- **Available records**
#####

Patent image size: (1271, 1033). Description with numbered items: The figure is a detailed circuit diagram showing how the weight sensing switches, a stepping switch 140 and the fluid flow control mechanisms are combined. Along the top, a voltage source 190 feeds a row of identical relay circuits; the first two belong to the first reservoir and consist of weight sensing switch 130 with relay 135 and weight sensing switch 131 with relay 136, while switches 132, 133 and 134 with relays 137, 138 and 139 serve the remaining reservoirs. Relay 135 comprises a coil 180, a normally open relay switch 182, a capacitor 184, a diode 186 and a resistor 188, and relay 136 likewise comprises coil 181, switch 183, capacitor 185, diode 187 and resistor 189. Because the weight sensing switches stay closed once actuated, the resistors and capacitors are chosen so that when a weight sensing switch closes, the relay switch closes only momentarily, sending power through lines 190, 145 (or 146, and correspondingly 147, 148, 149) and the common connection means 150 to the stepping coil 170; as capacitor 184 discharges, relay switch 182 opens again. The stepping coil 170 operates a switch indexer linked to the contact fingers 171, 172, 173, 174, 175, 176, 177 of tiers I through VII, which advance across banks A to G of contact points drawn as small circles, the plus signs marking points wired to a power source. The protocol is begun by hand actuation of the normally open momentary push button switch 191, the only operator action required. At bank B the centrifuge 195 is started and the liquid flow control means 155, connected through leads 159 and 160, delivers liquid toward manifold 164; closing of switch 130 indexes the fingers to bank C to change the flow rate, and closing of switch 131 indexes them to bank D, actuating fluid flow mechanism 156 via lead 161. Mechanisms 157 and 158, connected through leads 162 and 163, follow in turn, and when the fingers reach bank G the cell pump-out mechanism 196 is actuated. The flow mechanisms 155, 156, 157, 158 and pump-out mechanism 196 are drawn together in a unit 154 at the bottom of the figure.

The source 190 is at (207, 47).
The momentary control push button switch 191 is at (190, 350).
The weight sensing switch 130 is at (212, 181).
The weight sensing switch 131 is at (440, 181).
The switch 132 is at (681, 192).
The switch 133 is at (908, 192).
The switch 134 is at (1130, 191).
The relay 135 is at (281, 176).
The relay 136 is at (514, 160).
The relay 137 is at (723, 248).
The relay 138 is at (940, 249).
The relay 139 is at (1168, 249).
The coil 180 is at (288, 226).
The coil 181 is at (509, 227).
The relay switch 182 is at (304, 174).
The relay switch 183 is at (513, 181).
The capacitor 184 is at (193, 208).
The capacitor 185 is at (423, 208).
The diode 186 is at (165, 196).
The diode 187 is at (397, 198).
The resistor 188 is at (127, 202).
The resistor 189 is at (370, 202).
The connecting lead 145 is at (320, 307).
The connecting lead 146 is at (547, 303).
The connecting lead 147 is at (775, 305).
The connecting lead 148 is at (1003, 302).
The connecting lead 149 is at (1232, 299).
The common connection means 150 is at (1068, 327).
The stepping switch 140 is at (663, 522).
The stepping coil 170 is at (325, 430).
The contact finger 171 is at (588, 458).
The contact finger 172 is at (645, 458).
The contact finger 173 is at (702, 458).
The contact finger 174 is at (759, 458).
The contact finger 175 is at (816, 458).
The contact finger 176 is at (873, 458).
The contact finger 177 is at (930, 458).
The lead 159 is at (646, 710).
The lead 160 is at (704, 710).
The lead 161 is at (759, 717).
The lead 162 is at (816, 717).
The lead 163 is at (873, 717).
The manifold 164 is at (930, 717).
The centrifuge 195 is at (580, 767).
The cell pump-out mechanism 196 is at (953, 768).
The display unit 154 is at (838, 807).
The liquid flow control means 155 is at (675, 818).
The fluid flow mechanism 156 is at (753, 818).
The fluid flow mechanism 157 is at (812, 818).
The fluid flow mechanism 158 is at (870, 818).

#####

- **Directive**
Retype the listing exactly, starting with its first line and going on through the line that contains "The momentary control".

- **Final answer**
Patent image size: (1271, 1033). Description with numbered items: The figure is a detailed circuit diagram showing how the weight sensing switches, a stepping switch 140 and the fluid flow control mechanisms are combined. Along the top, a voltage source 190 feeds a row of identical relay circuits; the first two belong to the first reservoir and consist of weight sensing switch 130 with relay 135 and weight sensing switch 131 with relay 136, while switches 132, 133 and 134 with relays 137, 138 and 139 serve the remaining reservoirs. Relay 135 comprises a coil 180, a normally open relay switch 182, a capacitor 184, a diode 186 and a resistor 188, and relay 136 likewise comprises coil 181, switch 183, capacitor 185, diode 187 and resistor 189. Because the weight sensing switches stay closed once actuated, the resistors and capacitors are chosen so that when a weight sensing switch closes, the relay switch closes only momentarily, sending power through lines 190, 145 (or 146, and correspondingly 147, 148, 149) and the common connection means 150 to the stepping coil 170; as capacitor 184 discharges, relay switch 182 opens again. The stepping coil 170 operates a switch indexer linked to the contact fingers 171, 172, 173, 174, 175, 176, 177 of tiers I through VII, which advance across banks A to G of contact points drawn as small circles, the plus signs marking points wired to a power source. The protocol is begun by hand actuation of the normally open momentary push button switch 191, the only operator action required. At bank B the centrifuge 195 is started and the liquid flow control means 155, connected through leads 159 and 160, delivers liquid toward manifold 164; closing of switch 130 indexes the fingers to bank C to change the flow rate, and closing of switch 131 indexes them to bank D, actuating fluid flow mechanism 156 via lead 161. Mechanisms 157 and 158, connected through leads 162 and 163, follow in turn, and when the fingers reach bank G the cell pump-out mechanism 196 is actuated. The flow mechanisms 155, 156, 157, 158 and pump-out mechanism 196 are drawn together in a unit 154 at the bottom of the figure.

The source 190 is at (207, 47).
The momentary control push button switch 191 is at (190, 350).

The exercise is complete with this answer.